| DIRECTIONS FOR THIS TASK |
All of the material below is to be restated word for word, apart from the pictures.

** Begin DATA PROVIDED **

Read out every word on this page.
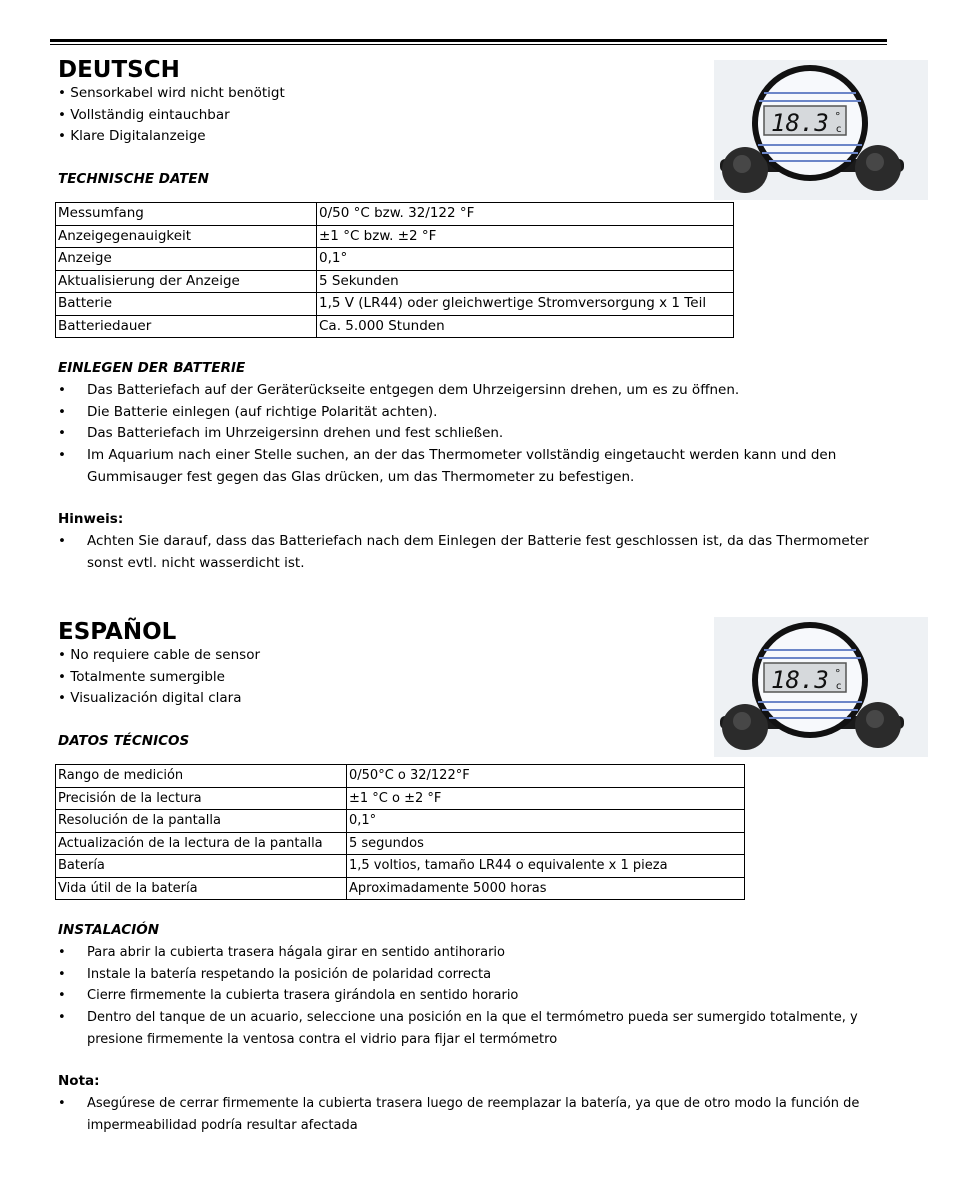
DEUTSCH
• Sensorkabel wird nicht benötigt
• Vollständig eintauchbar
• Klare Digitalanzeige
TECHNISCHE DATEN
Messumfang	0/50 °C bzw. 32/122 °F
Anzeigegenauigkeit	±1 °C bzw. ±2 °F
Anzeige	0,1°
Aktualisierung der Anzeige	5 Sekunden
Batterie	1,5 V (LR44) oder gleichwertige Stromversorgung x 1 Teil
Batteriedauer	Ca. 5.000 Stunden
EINLEGEN DER BATTERIE
• Das Batteriefach auf der Geräterückseite entgegen dem Uhrzeigersinn drehen, um es zu öffnen.
• Die Batterie einlegen (auf richtige Polarität achten).
• Das Batteriefach im Uhrzeigersinn drehen und fest schließen.
• Im Aquarium nach einer Stelle suchen, an der das Thermometer vollständig eingetaucht werden kann und den Gummisauger fest gegen das Glas drücken, um das Thermometer zu befestigen.
Hinweis:
• Achten Sie darauf, dass das Batteriefach nach dem Einlegen der Batterie fest geschlossen ist, da das Thermometer sonst evtl. nicht wasserdicht ist.
18.3 °
c
ESPAÑOL
• No requiere cable de sensor
• Totalmente sumergible
• Visualización digital clara
DATOS TÉCNICOS
Rango de medición	0/50°C o 32/122°F
Precisión de la lectura	±1 °C o ±2 °F
Resolución de la pantalla	0,1°
Actualización de la lectura de la pantalla	5 segundos
Batería	1,5 voltios, tamaño LR44 o equivalente x 1 pieza
Vida útil de la batería	Aproximadamente 5000 horas
INSTALACIÓN
• Para abrir la cubierta trasera hágala girar en sentido antihorario
• Instale la batería respetando la posición de polaridad correcta
• Cierre firmemente la cubierta trasera girándola en sentido horario
• Dentro del tanque de un acuario, seleccione una posición en la que el termómetro pueda ser sumergido totalmente, y presione firmemente la ventosa contra el vidrio para fijar el termómetro
Nota:
• Asegúrese de cerrar firmemente la cubierta trasera luego de reemplazar la batería, ya que de otro modo la función de impermeabilidad podría resultar afectada
18.3 °
c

** End DATA PROVIDED **

| FULL RESPONSE |
Read out every word on this page.
DEUTSCH
• Sensorkabel wird nicht benötigt
• Vollständig eintauchbar
• Klare Digitalanzeige
TECHNISCHE DATEN
Messumfang	0/50 °C bzw. 32/122 °F
Anzeigegenauigkeit	±1 °C bzw. ±2 °F
Anzeige	0,1°
Aktualisierung der Anzeige	5 Sekunden
Batterie	1,5 V (LR44) oder gleichwertige Stromversorgung x 1 Teil
Batteriedauer	Ca. 5.000 Stunden
EINLEGEN DER BATTERIE
• Das Batteriefach auf der Geräterückseite entgegen dem Uhrzeigersinn drehen, um es zu öffnen.
• Die Batterie einlegen (auf richtige Polarität achten).
• Das Batteriefach im Uhrzeigersinn drehen und fest schließen.
• Im Aquarium nach einer Stelle suchen, an der das Thermometer vollständig eingetaucht werden kann und den Gummisauger fest gegen das Glas drücken, um das Thermometer zu befestigen.
Hinweis:
• Achten Sie darauf, dass das Batteriefach nach dem Einlegen der Batterie fest geschlossen ist, da das Thermometer sonst evtl. nicht wasserdicht ist.
18.3 °
c
ESPAÑOL
• No requiere cable de sensor
• Totalmente sumergible
• Visualización digital clara
DATOS TÉCNICOS
Rango de medición	0/50°C o 32/122°F
Precisión de la lectura	±1 °C o ±2 °F
Resolución de la pantalla	0,1°
Actualización de la lectura de la pantalla	5 segundos
Batería	1,5 voltios, tamaño LR44 o equivalente x 1 pieza
Vida útil de la batería	Aproximadamente 5000 horas
INSTALACIÓN
• Para abrir la cubierta trasera hágala girar en sentido antihorario
• Instale la batería respetando la posición de polaridad correcta
• Cierre firmemente la cubierta trasera girándola en sentido horario
• Dentro del tanque de un acuario, seleccione una posición en la que el termómetro pueda ser sumergido totalmente, y presione firmemente la ventosa contra el vidrio para fijar el termómetro
Nota:
• Asegúrese de cerrar firmemente la cubierta trasera luego de reemplazar la batería, ya que de otro modo la función de impermeabilidad podría resultar afectada
18.3 °
c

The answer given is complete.